:: TASK BRIEF ::
Using the records provided below, locate and copy each line that contains the word "triangle".

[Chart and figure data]
■ ■ ■ ■ ■ ■ ■

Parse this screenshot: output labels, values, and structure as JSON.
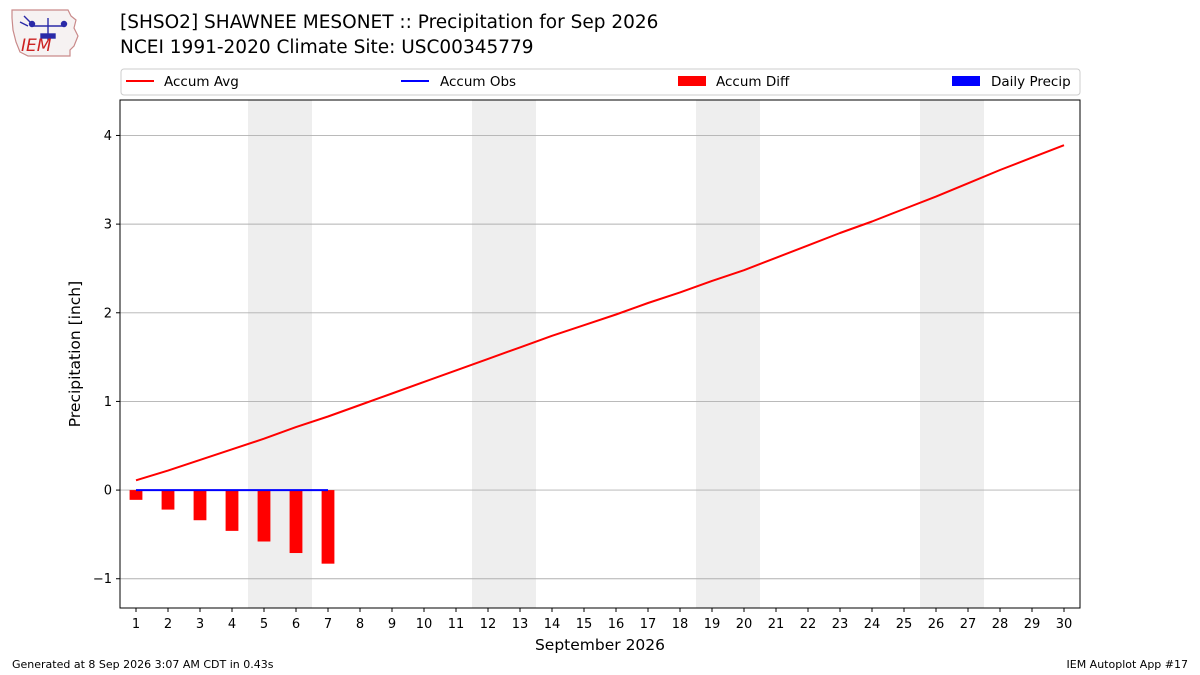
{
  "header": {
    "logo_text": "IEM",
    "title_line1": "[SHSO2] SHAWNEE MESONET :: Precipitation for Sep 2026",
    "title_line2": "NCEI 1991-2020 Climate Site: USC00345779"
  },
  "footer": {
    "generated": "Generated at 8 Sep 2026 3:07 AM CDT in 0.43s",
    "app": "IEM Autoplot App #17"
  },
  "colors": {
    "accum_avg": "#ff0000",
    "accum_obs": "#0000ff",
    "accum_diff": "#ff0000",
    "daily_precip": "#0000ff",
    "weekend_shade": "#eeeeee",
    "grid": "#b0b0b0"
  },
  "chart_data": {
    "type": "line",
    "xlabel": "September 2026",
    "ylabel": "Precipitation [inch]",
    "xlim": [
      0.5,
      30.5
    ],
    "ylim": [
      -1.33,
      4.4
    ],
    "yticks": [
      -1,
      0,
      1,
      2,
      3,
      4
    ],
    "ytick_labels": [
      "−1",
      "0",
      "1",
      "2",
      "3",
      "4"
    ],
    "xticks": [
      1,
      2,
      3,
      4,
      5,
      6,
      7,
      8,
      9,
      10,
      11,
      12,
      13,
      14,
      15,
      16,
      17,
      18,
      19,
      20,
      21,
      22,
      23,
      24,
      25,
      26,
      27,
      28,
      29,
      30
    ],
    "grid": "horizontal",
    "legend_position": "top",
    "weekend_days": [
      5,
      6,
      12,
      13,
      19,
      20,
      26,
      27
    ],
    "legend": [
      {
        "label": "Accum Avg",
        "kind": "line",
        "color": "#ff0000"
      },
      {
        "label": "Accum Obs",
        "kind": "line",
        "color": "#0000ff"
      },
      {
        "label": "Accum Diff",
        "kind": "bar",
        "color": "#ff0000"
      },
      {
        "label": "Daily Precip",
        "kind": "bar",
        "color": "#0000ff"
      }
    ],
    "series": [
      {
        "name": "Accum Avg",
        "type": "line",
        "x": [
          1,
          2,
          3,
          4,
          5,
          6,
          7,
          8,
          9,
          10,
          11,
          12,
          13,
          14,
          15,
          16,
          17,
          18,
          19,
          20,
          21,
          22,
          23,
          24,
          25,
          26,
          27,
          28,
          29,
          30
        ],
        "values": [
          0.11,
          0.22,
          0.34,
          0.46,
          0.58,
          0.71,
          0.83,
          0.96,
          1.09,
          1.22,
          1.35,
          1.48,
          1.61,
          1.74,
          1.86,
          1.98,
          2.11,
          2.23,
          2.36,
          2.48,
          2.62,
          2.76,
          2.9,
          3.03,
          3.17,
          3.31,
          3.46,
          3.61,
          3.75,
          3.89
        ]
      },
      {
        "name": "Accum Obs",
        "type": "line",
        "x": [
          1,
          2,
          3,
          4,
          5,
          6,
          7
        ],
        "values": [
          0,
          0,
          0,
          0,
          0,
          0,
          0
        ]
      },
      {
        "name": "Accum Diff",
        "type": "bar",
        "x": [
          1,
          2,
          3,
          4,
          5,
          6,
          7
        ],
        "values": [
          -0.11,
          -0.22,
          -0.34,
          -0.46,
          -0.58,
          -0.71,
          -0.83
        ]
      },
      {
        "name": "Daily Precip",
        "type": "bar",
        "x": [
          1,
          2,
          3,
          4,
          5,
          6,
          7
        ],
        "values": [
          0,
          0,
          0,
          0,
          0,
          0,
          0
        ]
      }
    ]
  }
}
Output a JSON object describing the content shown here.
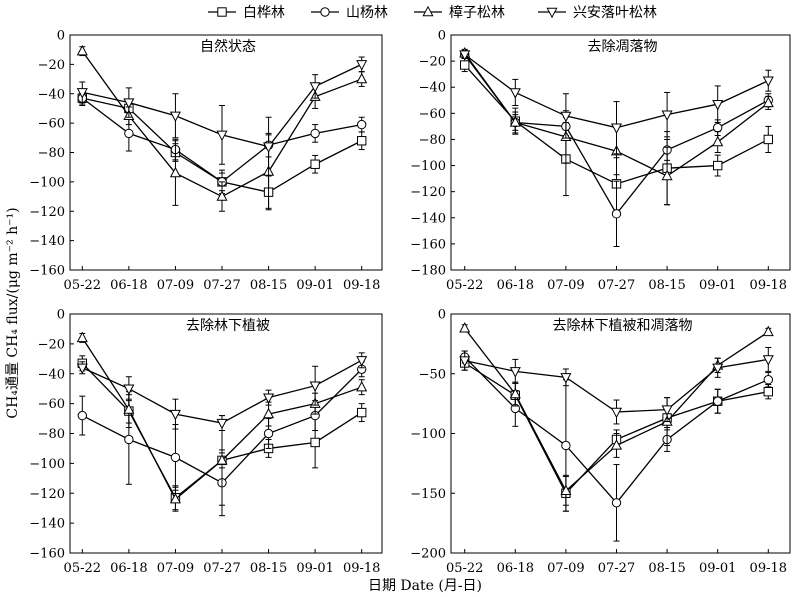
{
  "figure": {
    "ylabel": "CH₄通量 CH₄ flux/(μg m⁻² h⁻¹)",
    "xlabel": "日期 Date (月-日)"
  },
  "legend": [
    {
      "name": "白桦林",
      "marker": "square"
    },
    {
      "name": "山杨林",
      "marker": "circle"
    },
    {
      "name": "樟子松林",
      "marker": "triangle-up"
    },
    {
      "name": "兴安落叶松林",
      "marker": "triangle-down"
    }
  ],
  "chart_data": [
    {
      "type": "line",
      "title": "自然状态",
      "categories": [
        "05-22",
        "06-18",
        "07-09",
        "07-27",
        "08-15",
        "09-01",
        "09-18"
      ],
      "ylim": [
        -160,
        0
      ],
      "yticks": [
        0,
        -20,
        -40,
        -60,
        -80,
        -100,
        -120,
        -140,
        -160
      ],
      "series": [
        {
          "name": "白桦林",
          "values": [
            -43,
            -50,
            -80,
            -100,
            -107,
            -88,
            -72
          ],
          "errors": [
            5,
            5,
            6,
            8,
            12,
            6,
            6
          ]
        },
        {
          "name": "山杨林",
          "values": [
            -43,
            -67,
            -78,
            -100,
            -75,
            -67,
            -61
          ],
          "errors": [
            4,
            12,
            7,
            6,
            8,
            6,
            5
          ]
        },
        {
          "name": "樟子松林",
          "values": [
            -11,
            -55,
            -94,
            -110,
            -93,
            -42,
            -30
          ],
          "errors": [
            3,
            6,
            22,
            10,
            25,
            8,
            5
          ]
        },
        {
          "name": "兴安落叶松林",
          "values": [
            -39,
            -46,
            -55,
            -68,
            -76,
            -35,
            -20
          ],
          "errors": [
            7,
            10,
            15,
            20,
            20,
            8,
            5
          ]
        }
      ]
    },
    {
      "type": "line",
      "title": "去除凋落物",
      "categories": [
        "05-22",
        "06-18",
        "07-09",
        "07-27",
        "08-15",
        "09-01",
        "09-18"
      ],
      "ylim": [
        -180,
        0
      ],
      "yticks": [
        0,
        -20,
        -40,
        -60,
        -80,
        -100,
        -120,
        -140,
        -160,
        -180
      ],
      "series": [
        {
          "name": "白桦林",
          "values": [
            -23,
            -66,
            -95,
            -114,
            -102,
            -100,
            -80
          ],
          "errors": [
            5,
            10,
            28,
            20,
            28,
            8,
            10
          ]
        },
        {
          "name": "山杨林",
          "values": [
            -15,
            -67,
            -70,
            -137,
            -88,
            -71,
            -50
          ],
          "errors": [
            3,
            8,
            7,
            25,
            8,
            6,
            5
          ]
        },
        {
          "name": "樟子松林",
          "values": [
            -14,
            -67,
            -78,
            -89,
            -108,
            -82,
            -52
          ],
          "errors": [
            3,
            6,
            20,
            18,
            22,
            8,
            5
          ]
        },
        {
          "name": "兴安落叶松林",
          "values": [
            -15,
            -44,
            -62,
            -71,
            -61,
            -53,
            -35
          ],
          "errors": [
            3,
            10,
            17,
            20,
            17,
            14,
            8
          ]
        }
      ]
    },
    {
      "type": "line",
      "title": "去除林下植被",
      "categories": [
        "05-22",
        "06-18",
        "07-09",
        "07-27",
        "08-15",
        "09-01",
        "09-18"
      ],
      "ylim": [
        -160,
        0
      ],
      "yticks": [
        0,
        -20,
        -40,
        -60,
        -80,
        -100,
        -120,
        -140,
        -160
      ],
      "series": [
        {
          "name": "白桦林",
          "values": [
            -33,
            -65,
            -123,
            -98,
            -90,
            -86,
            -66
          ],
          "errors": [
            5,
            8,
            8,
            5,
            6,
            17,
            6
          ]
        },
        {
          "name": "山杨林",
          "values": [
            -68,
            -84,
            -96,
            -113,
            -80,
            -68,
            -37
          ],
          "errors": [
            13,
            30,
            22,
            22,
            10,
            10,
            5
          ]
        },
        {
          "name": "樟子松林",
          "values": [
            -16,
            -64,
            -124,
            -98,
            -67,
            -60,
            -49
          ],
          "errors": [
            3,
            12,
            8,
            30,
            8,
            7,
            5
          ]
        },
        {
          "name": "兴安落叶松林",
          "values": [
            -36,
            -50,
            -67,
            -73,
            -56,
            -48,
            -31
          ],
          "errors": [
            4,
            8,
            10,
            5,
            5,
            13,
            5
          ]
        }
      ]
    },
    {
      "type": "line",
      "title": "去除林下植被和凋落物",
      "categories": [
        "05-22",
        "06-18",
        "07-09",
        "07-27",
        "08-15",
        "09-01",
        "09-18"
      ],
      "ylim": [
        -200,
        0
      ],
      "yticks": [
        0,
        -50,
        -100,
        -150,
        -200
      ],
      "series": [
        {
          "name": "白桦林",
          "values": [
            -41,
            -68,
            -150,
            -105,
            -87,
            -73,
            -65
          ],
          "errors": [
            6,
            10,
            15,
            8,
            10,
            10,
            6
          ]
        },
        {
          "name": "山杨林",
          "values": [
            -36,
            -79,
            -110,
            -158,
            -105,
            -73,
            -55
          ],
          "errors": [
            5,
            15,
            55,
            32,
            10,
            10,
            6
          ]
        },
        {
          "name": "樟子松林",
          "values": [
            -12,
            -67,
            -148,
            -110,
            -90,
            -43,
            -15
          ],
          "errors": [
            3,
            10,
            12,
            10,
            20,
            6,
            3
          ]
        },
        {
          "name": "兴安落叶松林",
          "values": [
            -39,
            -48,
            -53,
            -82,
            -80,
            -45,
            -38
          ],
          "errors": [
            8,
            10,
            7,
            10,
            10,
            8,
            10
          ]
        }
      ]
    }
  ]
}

■ ■ ■ ■ ■ ■ ■

:: SOLUTION FOR THIS TASK ::
      "marker": "triangle-up"
      "marker": "triangle-down"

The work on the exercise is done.